**Material for this task**
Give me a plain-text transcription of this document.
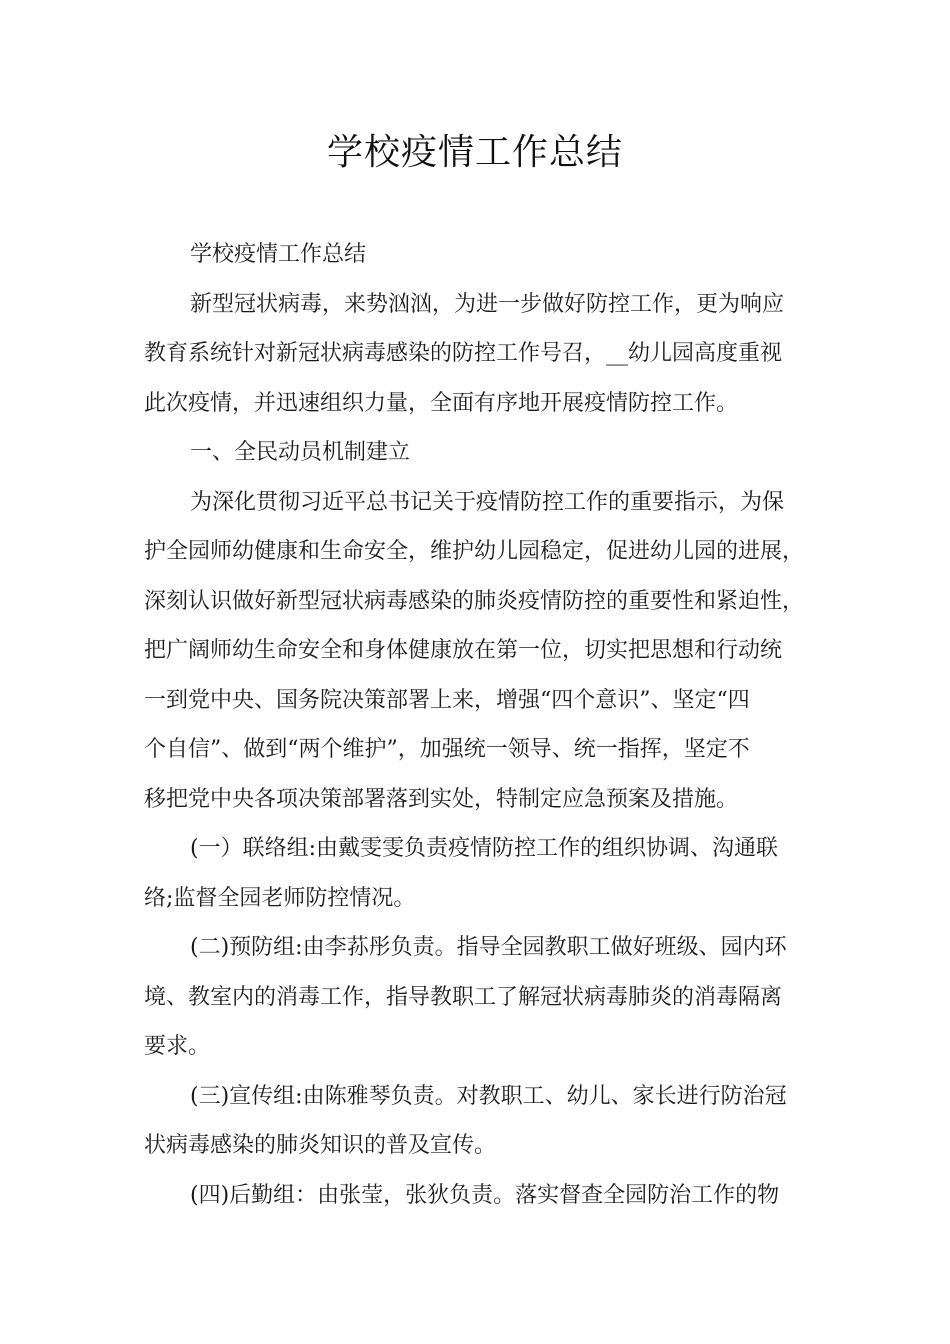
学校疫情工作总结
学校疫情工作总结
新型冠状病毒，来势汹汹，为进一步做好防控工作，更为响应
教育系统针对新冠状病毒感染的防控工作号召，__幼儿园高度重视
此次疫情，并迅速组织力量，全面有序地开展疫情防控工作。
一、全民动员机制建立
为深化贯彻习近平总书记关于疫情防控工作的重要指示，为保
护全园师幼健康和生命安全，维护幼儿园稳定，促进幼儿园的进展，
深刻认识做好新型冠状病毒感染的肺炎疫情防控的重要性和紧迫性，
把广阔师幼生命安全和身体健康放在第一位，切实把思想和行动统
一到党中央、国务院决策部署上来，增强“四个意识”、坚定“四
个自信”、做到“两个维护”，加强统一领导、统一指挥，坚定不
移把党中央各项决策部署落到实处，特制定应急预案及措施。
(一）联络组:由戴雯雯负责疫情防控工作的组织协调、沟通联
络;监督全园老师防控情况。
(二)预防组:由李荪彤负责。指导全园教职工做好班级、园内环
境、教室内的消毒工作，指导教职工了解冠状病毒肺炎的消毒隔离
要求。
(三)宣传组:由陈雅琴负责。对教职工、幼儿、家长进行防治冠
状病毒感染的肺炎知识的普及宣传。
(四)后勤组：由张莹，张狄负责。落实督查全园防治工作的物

...

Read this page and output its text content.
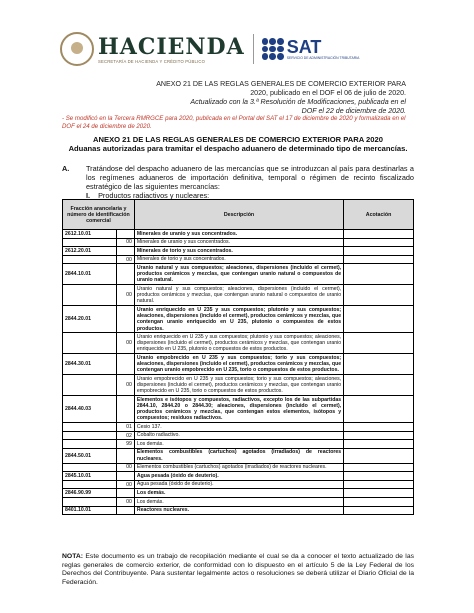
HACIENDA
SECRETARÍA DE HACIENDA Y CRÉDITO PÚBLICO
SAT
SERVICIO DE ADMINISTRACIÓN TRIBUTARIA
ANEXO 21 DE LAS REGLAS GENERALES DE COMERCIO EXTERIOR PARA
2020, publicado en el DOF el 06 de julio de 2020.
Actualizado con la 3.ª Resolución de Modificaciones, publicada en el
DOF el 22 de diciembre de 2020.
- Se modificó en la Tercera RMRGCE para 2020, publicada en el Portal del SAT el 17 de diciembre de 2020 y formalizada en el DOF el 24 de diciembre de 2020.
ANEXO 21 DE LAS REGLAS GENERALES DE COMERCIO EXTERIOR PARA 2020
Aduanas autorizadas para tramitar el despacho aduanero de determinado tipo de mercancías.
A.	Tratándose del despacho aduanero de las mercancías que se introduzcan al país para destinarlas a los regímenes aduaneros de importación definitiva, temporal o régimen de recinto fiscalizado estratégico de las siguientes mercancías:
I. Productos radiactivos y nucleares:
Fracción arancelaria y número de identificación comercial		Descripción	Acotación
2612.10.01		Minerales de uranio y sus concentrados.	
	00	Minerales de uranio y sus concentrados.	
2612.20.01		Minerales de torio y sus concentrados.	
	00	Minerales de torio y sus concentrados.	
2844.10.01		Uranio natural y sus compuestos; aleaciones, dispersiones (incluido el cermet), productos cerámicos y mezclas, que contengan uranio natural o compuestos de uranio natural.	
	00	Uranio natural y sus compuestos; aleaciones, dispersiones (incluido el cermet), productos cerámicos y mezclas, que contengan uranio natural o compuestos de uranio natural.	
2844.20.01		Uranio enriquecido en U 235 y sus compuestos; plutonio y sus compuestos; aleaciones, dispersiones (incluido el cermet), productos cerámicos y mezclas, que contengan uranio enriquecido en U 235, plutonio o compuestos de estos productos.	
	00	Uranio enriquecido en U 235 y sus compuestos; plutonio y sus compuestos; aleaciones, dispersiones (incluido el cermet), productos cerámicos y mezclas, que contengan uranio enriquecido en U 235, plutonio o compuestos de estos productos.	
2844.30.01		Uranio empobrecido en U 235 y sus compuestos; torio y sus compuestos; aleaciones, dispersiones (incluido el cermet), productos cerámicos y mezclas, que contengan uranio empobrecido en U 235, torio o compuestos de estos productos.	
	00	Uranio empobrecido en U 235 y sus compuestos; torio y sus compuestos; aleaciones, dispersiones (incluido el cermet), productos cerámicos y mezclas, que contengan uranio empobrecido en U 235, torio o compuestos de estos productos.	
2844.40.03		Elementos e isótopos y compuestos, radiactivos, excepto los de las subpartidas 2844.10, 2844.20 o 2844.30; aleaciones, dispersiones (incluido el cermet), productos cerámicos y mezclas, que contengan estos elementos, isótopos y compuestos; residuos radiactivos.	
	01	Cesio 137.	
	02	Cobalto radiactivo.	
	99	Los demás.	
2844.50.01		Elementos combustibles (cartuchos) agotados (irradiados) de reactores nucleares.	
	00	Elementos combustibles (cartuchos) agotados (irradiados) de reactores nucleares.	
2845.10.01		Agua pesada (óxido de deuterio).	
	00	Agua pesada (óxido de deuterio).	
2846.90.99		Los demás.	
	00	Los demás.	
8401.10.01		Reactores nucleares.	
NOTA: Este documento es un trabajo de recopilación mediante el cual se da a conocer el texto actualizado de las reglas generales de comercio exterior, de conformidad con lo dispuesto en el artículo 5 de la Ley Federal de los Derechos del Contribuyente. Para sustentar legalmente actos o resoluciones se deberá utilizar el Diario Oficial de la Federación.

**What the task asks**
Using the listing above, gather each line that holds the string "nucleares" and copy it.

**Written response**
I. Productos radiactivos y nucleares:
2844.50.01		Elementos combustibles (cartuchos) agotados (irradiados) de reactores nucleares.	
	00	Elementos combustibles (cartuchos) agotados (irradiados) de reactores nucleares.	
8401.10.01		Reactores nucleares.	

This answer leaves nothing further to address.